═════ Data excerpts

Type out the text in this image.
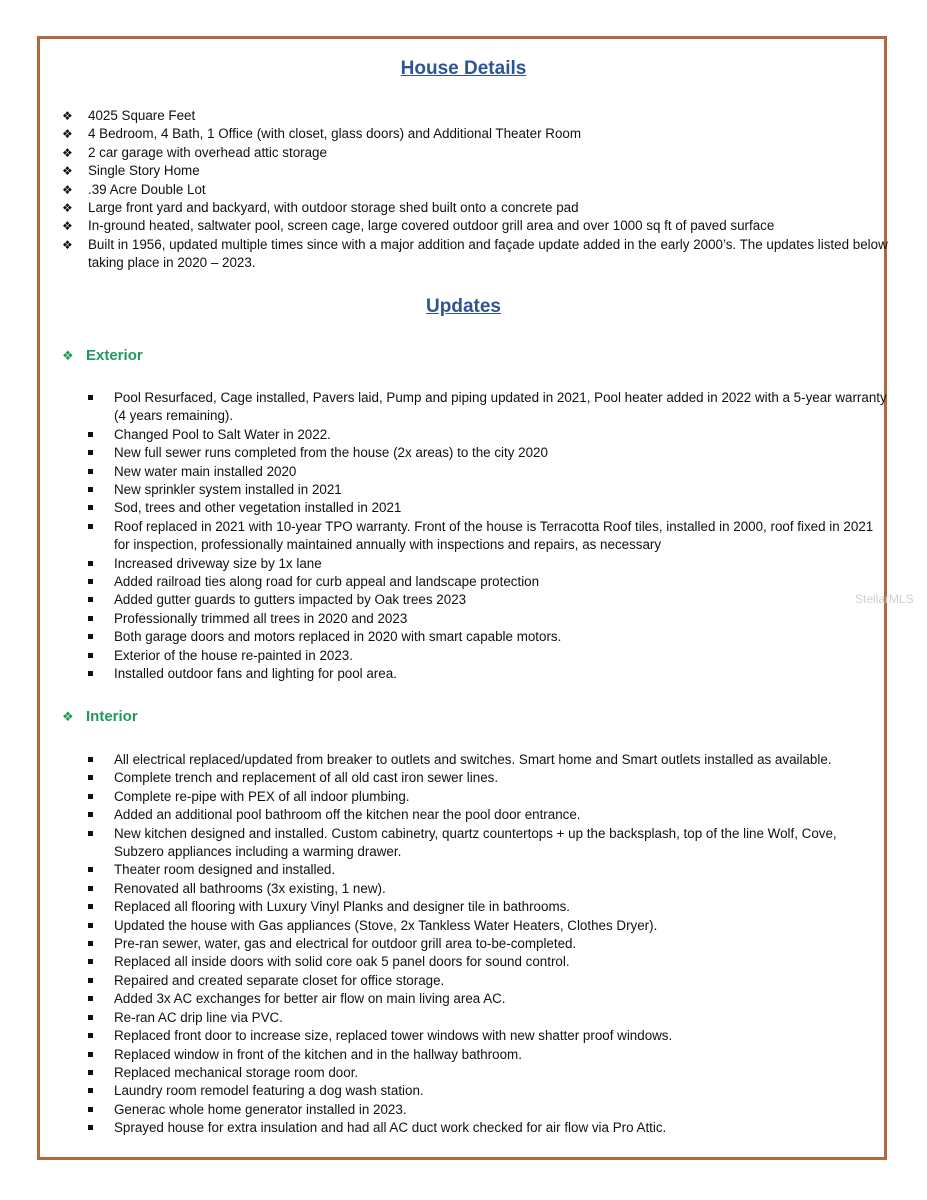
House Details
❖ 4025 Square Feet
❖ 4 Bedroom, 4 Bath, 1 Office (with closet, glass doors) and Additional Theater Room
❖ 2 car garage with overhead attic storage
❖ Single Story Home
❖ .39 Acre Double Lot
❖ Large front yard and backyard, with outdoor storage shed built onto a concrete pad
❖ In-ground heated, saltwater pool, screen cage, large covered outdoor grill area and over 1000 sq ft of paved surface
❖ Built in 1956, updated multiple times since with a major addition and façade update added in the early 2000’s. The updates listed below taking place in 2020 – 2023.
Updates
❖ Exterior
Pool Resurfaced, Cage installed, Pavers laid, Pump and piping updated in 2021, Pool heater added in 2022 with a 5-year warranty (4 years remaining).
Changed Pool to Salt Water in 2022.
New full sewer runs completed from the house (2x areas) to the city 2020
New water main installed 2020
New sprinkler system installed in 2021
Sod, trees and other vegetation installed in 2021
Roof replaced in 2021 with 10-year TPO warranty. Front of the house is Terracotta Roof tiles, installed in 2000, roof fixed in 2021 for inspection, professionally maintained annually with inspections and repairs, as necessary
Increased driveway size by 1x lane
Added railroad ties along road for curb appeal and landscape protection
Added gutter guards to gutters impacted by Oak trees 2023
Professionally trimmed all trees in 2020 and 2023
Both garage doors and motors replaced in 2020 with smart capable motors.
Exterior of the house re-painted in 2023.
Installed outdoor fans and lighting for pool area.
❖ Interior
All electrical replaced/updated from breaker to outlets and switches. Smart home and Smart outlets installed as available.
Complete trench and replacement of all old cast iron sewer lines.
Complete re-pipe with PEX of all indoor plumbing.
Added an additional pool bathroom off the kitchen near the pool door entrance.
New kitchen designed and installed. Custom cabinetry, quartz countertops + up the backsplash, top of the line Wolf, Cove, Subzero appliances including a warming drawer.
Theater room designed and installed.
Renovated all bathrooms (3x existing, 1 new).
Replaced all flooring with Luxury Vinyl Planks and designer tile in bathrooms.
Updated the house with Gas appliances (Stove, 2x Tankless Water Heaters, Clothes Dryer).
Pre-ran sewer, water, gas and electrical for outdoor grill area to-be-completed.
Replaced all inside doors with solid core oak 5 panel doors for sound control.
Repaired and created separate closet for office storage.
Added 3x AC exchanges for better air flow on main living area AC.
Re-ran AC drip line via PVC.
Replaced front door to increase size, replaced tower windows with new shatter proof windows.
Replaced window in front of the kitchen and in the hallway bathroom.
Replaced mechanical storage room door.
Laundry room remodel featuring a dog wash station.
Generac whole home generator installed in 2023.
Sprayed house for extra insulation and had all AC duct work checked for air flow via Pro Attic.
StellarMLS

══════════

Requirement:
Transcribe the whole listing, character for character, but not its images.

Answer for the task:
Type out the text in this image.
House Details
❖ 4025 Square Feet
❖ 4 Bedroom, 4 Bath, 1 Office (with closet, glass doors) and Additional Theater Room
❖ 2 car garage with overhead attic storage
❖ Single Story Home
❖ .39 Acre Double Lot
❖ Large front yard and backyard, with outdoor storage shed built onto a concrete pad
❖ In-ground heated, saltwater pool, screen cage, large covered outdoor grill area and over 1000 sq ft of paved surface
❖ Built in 1956, updated multiple times since with a major addition and façade update added in the early 2000’s. The updates listed below taking place in 2020 – 2023.
Updates
❖ Exterior
Pool Resurfaced, Cage installed, Pavers laid, Pump and piping updated in 2021, Pool heater added in 2022 with a 5-year warranty (4 years remaining).
Changed Pool to Salt Water in 2022.
New full sewer runs completed from the house (2x areas) to the city 2020
New water main installed 2020
New sprinkler system installed in 2021
Sod, trees and other vegetation installed in 2021
Roof replaced in 2021 with 10-year TPO warranty. Front of the house is Terracotta Roof tiles, installed in 2000, roof fixed in 2021 for inspection, professionally maintained annually with inspections and repairs, as necessary
Increased driveway size by 1x lane
Added railroad ties along road for curb appeal and landscape protection
Added gutter guards to gutters impacted by Oak trees 2023
Professionally trimmed all trees in 2020 and 2023
Both garage doors and motors replaced in 2020 with smart capable motors.
Exterior of the house re-painted in 2023.
Installed outdoor fans and lighting for pool area.
❖ Interior
All electrical replaced/updated from breaker to outlets and switches. Smart home and Smart outlets installed as available.
Complete trench and replacement of all old cast iron sewer lines.
Complete re-pipe with PEX of all indoor plumbing.
Added an additional pool bathroom off the kitchen near the pool door entrance.
New kitchen designed and installed. Custom cabinetry, quartz countertops + up the backsplash, top of the line Wolf, Cove, Subzero appliances including a warming drawer.
Theater room designed and installed.
Renovated all bathrooms (3x existing, 1 new).
Replaced all flooring with Luxury Vinyl Planks and designer tile in bathrooms.
Updated the house with Gas appliances (Stove, 2x Tankless Water Heaters, Clothes Dryer).
Pre-ran sewer, water, gas and electrical for outdoor grill area to-be-completed.
Replaced all inside doors with solid core oak 5 panel doors for sound control.
Repaired and created separate closet for office storage.
Added 3x AC exchanges for better air flow on main living area AC.
Re-ran AC drip line via PVC.
Replaced front door to increase size, replaced tower windows with new shatter proof windows.
Replaced window in front of the kitchen and in the hallway bathroom.
Replaced mechanical storage room door.
Laundry room remodel featuring a dog wash station.
Generac whole home generator installed in 2023.
Sprayed house for extra insulation and had all AC duct work checked for air flow via Pro Attic.
StellarMLS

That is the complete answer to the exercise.